::: Materials provided :::

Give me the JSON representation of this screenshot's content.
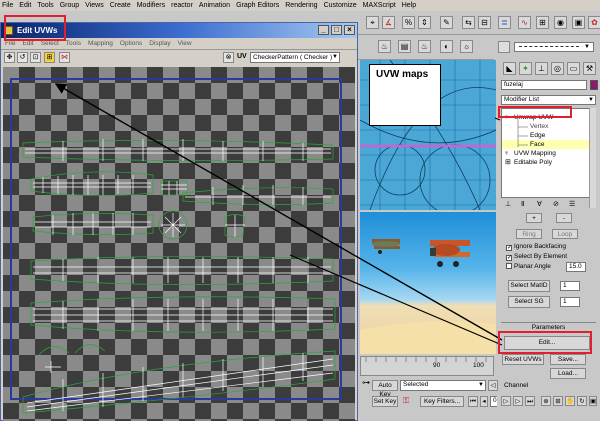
{
  "menubar": {
    "items": [
      "File",
      "Edit",
      "Tools",
      "Group",
      "Views",
      "Create",
      "Modifiers",
      "reactor",
      "Animation",
      "Graph Editors",
      "Rendering",
      "Customize",
      "MAXScript",
      "Help"
    ]
  },
  "uvw_window": {
    "title": "Edit UVWs",
    "menu": [
      "File",
      "Edit",
      "Select",
      "Tools",
      "Mapping",
      "Options",
      "Display",
      "View"
    ],
    "toolbar": {
      "uv_label": "UV",
      "checker_dropdown": "CheckerPattern  ( Checker )"
    }
  },
  "viewport": {
    "annotation": "UVW maps"
  },
  "command_panel": {
    "object_name": "fuzelaj",
    "modifier_list": "Modifier List",
    "stack": {
      "unwrap": "Unwrap UVW",
      "vertex": "Vertex",
      "edge": "Edge",
      "face": "Face",
      "uvw_mapping": "UVW Mapping",
      "editable_poly": "Editable Poly"
    },
    "ring_label": "Ring",
    "loop_label": "Loop",
    "ignore_backfacing": "Ignore Backfacing",
    "select_by_element": "Select By Element",
    "planar_angle": "Planar Angle",
    "planar_angle_value": "15.0",
    "select_matid": "Select MatID",
    "select_sg": "Select SG",
    "spinner_value_1": "1",
    "spinner_value_2": "1",
    "parameters_title": "Parameters",
    "edit_button": "Edit...",
    "reset_uvws": "Reset UVWs",
    "save_button": "Save...",
    "load_button": "Load...",
    "channel_label": "Channel"
  },
  "bottom_bar": {
    "tick_90": "90",
    "tick_100": "100",
    "auto_key": "Auto Key",
    "selected_dropdown": "Selected",
    "set_key": "Set Key",
    "key_filters": "Key Filters...",
    "frame_value": "0"
  },
  "colors": {
    "highlight": "#e0202a",
    "title_bar": "#0a246a",
    "uv_wireframe": "#ffffff",
    "uv_seam": "#2aa83a",
    "active_face": "#ffffb0"
  }
}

:::

[To do] Write out each line of the data exactly; the images should be left out.

[Exercise response]
Give me the JSON representation of this screenshot's content.
{
  "menubar": {
    "items": [
      "File",
      "Edit",
      "Tools",
      "Group",
      "Views",
      "Create",
      "Modifiers",
      "reactor",
      "Animation",
      "Graph Editors",
      "Rendering",
      "Customize",
      "MAXScript",
      "Help"
    ]
  },
  "uvw_window": {
    "title": "Edit UVWs",
    "menu": [
      "File",
      "Edit",
      "Select",
      "Tools",
      "Mapping",
      "Options",
      "Display",
      "View"
    ],
    "toolbar": {
      "uv_label": "UV",
      "checker_dropdown": "CheckerPattern  ( Checker )"
    }
  },
  "viewport": {
    "annotation": "UVW maps"
  },
  "command_panel": {
    "object_name": "fuzelaj",
    "modifier_list": "Modifier List",
    "stack": {
      "unwrap": "Unwrap UVW",
      "vertex": "Vertex",
      "edge": "Edge",
      "face": "Face",
      "uvw_mapping": "UVW Mapping",
      "editable_poly": "Editable Poly"
    },
    "ring_label": "Ring",
    "loop_label": "Loop",
    "ignore_backfacing": "Ignore Backfacing",
    "select_by_element": "Select By Element",
    "planar_angle": "Planar Angle",
    "planar_angle_value": "15.0",
    "select_matid": "Select MatID",
    "select_sg": "Select SG",
    "spinner_value_1": "1",
    "spinner_value_2": "1",
    "parameters_title": "Parameters",
    "edit_button": "Edit...",
    "reset_uvws": "Reset UVWs",
    "save_button": "Save...",
    "load_button": "Load...",
    "channel_label": "Channel"
  },
  "bottom_bar": {
    "tick_90": "90",
    "tick_100": "100",
    "auto_key": "Auto Key",
    "selected_dropdown": "Selected",
    "set_key": "Set Key",
    "key_filters": "Key Filters...",
    "frame_value": "0"
  },
  "colors": {
    "highlight": "#e0202a",
    "title_bar": "#0a246a",
    "uv_wireframe": "#ffffff",
    "uv_seam": "#2aa83a",
    "active_face": "#ffffb0"
  }
}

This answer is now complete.